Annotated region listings
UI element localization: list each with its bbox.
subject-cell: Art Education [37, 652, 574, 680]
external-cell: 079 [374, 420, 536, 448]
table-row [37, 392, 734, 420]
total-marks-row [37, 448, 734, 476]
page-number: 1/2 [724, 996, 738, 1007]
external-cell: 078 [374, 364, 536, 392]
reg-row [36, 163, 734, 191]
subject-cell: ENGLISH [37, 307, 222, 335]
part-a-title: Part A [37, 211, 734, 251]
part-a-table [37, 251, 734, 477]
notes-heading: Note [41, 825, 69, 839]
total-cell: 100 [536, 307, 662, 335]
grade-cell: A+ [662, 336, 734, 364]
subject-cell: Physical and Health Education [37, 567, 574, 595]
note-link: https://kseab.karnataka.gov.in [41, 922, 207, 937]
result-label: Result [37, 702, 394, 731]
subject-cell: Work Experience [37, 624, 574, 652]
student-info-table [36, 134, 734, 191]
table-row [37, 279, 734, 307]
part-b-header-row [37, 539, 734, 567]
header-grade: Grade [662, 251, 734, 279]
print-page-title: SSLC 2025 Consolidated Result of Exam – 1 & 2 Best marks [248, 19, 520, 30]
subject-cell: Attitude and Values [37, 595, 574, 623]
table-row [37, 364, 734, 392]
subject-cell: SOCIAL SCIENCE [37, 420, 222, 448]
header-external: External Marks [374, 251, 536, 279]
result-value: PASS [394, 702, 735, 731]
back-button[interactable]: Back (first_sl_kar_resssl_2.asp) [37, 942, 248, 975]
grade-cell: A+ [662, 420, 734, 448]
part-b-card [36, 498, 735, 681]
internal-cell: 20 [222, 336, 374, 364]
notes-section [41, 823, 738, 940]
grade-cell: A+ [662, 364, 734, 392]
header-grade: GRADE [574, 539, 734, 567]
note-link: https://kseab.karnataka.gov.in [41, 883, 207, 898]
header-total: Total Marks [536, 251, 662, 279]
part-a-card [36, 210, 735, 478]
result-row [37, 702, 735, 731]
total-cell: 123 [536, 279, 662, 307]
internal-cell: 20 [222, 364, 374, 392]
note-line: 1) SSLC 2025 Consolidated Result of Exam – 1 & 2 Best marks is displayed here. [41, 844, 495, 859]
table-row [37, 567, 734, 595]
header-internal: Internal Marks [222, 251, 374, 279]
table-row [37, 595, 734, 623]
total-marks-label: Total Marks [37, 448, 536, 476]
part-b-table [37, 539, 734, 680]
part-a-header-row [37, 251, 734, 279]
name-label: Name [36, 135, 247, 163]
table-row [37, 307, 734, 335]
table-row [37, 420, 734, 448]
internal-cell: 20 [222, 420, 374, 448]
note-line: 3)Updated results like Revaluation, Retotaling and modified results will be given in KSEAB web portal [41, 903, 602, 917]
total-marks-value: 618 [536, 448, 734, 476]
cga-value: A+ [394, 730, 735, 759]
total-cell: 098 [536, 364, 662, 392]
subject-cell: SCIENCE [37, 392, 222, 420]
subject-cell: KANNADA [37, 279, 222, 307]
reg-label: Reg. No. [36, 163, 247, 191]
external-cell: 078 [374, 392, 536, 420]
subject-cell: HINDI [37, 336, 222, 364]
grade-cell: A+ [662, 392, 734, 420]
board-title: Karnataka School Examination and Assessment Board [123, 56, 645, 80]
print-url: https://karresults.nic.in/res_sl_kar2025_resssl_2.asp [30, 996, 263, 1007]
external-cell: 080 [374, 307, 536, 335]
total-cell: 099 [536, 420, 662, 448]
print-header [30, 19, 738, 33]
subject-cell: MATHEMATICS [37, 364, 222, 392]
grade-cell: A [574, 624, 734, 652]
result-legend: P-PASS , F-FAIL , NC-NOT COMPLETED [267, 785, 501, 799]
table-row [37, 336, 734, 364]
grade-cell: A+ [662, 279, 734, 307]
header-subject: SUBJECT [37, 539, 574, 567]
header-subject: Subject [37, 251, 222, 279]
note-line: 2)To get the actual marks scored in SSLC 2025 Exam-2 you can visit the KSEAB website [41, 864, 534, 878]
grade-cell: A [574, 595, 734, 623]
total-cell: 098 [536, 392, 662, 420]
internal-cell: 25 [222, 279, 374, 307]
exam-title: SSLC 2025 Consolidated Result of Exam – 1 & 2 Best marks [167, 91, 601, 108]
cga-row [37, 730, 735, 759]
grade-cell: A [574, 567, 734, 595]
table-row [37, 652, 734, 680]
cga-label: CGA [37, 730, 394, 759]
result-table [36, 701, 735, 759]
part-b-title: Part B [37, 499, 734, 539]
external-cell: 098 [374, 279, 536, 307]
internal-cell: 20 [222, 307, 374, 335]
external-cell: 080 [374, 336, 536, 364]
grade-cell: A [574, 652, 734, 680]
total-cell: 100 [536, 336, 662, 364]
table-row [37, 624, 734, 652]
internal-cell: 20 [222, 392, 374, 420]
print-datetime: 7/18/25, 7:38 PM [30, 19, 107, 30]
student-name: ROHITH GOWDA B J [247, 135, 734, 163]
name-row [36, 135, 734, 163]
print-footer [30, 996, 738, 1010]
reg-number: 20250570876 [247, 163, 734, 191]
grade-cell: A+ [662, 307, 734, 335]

__Written task__.
Rewrite the listing above as a numbered list, skipping any blank lines.

__Response for this exercise__.
1. UI element localization: list each with its bbox.
2. subject-cell: Art Education [37, 652, 574, 680]
3. external-cell: 079 [374, 420, 536, 448]
4. table-row [37, 392, 734, 420]
5. total-marks-row [37, 448, 734, 476]
6. page-number: 1/2 [724, 996, 738, 1007]
7. external-cell: 078 [374, 364, 536, 392]
8. reg-row [36, 163, 734, 191]
9. subject-cell: ENGLISH [37, 307, 222, 335]
10. part-a-title: Part A [37, 211, 734, 251]
11. part-a-table [37, 251, 734, 477]
12. notes-heading: Note [41, 825, 69, 839]
13. total-cell: 100 [536, 307, 662, 335]
14. grade-cell: A+ [662, 336, 734, 364]
15. subject-cell: Physical and Health Education [37, 567, 574, 595]
16. note-link: https://kseab.karnataka.gov.in [41, 922, 207, 937]
17. result-label: Result [37, 702, 394, 731]
18. subject-cell: Work Experience [37, 624, 574, 652]
19. student-info-table [36, 134, 734, 191]
20. table-row [37, 279, 734, 307]
21. part-b-header-row [37, 539, 734, 567]
22. header-grade: Grade [662, 251, 734, 279]
23. print-page-title: SSLC 2025 Consolidated Result of Exam – 1 & 2 Best marks [248, 19, 520, 30]
24. subject-cell: Attitude and Values [37, 595, 574, 623]
25. table-row [37, 364, 734, 392]
26. subject-cell: SOCIAL SCIENCE [37, 420, 222, 448]
27. header-external: External Marks [374, 251, 536, 279]
28. result-value: PASS [394, 702, 735, 731]
29. back-button[interactable]: Back (first_sl_kar_resssl_2.asp) [37, 942, 248, 975]
30. grade-cell: A+ [662, 420, 734, 448]
31. part-b-card [36, 498, 735, 681]
32. internal-cell: 20 [222, 336, 374, 364]
33. notes-section [41, 823, 738, 940]
34. grade-cell: A+ [662, 364, 734, 392]
35. header-grade: GRADE [574, 539, 734, 567]
36. note-link: https://kseab.karnataka.gov.in [41, 883, 207, 898]
37. header-total: Total Marks [536, 251, 662, 279]
38. part-a-card [36, 210, 735, 478]
39. result-row [37, 702, 735, 731]
40. total-cell: 123 [536, 279, 662, 307]
41. internal-cell: 20 [222, 364, 374, 392]
42. note-line: 1) SSLC 2025 Consolidated Result of Exam – 1 & 2 Best marks is displayed here. [41, 844, 495, 859]
43. table-row [37, 567, 734, 595]
44. header-internal: Internal Marks [222, 251, 374, 279]
45. table-row [37, 595, 734, 623]
46. total-marks-label: Total Marks [37, 448, 536, 476]
47. part-b-table [37, 539, 734, 680]
48. part-a-header-row [37, 251, 734, 279]
49. name-label: Name [36, 135, 247, 163]
50. table-row [37, 307, 734, 335]
51. table-row [37, 420, 734, 448]
52. internal-cell: 20 [222, 420, 374, 448]
53. note-line: 3)Updated results like Revaluation, Retotaling and modified results will be given in KSEAB web portal [41, 903, 602, 917]
54. total-marks-value: 618 [536, 448, 734, 476]
55. cga-value: A+ [394, 730, 735, 759]
56. total-cell: 098 [536, 364, 662, 392]
57. subject-cell: SCIENCE [37, 392, 222, 420]
58. subject-cell: KANNADA [37, 279, 222, 307]
59. reg-label: Reg. No. [36, 163, 247, 191]
60. external-cell: 078 [374, 392, 536, 420]
61. subject-cell: HINDI [37, 336, 222, 364]
62. grade-cell: A+ [662, 392, 734, 420]
63. board-title: Karnataka School Examination and Assessment Board [123, 56, 645, 80]
64. print-url: https://karresults.nic.in/res_sl_kar2025_resssl_2.asp [30, 996, 263, 1007]
65. external-cell: 080 [374, 307, 536, 335]
66. total-cell: 099 [536, 420, 662, 448]
67. print-header [30, 19, 738, 33]
68. subject-cell: MATHEMATICS [37, 364, 222, 392]
69. grade-cell: A [574, 624, 734, 652]
70. result-legend: P-PASS , F-FAIL , NC-NOT COMPLETED [267, 785, 501, 799]
71. table-row [37, 336, 734, 364]
72. grade-cell: A+ [662, 279, 734, 307]
73. header-subject: SUBJECT [37, 539, 574, 567]
74. header-subject: Subject [37, 251, 222, 279]
75. note-line: 2)To get the actual marks scored in SSLC 2025 Exam-2 you can visit the KSEAB website [41, 864, 534, 878]
76. grade-cell: A [574, 595, 734, 623]
77. total-cell: 098 [536, 392, 662, 420]
78. internal-cell: 25 [222, 279, 374, 307]
79. exam-title: SSLC 2025 Consolidated Result of Exam – 1 & 2 Best marks [167, 91, 601, 108]
80. cga-row [37, 730, 735, 759]
81. grade-cell: A [574, 567, 734, 595]
82. table-row [37, 652, 734, 680]
83. cga-label: CGA [37, 730, 394, 759]
84. result-table [36, 701, 735, 759]
85. part-b-title: Part B [37, 499, 734, 539]
86. external-cell: 098 [374, 279, 536, 307]
87. internal-cell: 20 [222, 307, 374, 335]
88. external-cell: 080 [374, 336, 536, 364]
89. grade-cell: A [574, 652, 734, 680]
90. total-cell: 100 [536, 336, 662, 364]
91. table-row [37, 624, 734, 652]
92. internal-cell: 20 [222, 392, 374, 420]
93. print-datetime: 7/18/25, 7:38 PM [30, 19, 107, 30]
94. student-name: ROHITH GOWDA B J [247, 135, 734, 163]
95. name-row [36, 135, 734, 163]
96. print-footer [30, 996, 738, 1010]
97. reg-number: 20250570876 [247, 163, 734, 191]
98. grade-cell: A+ [662, 307, 734, 335]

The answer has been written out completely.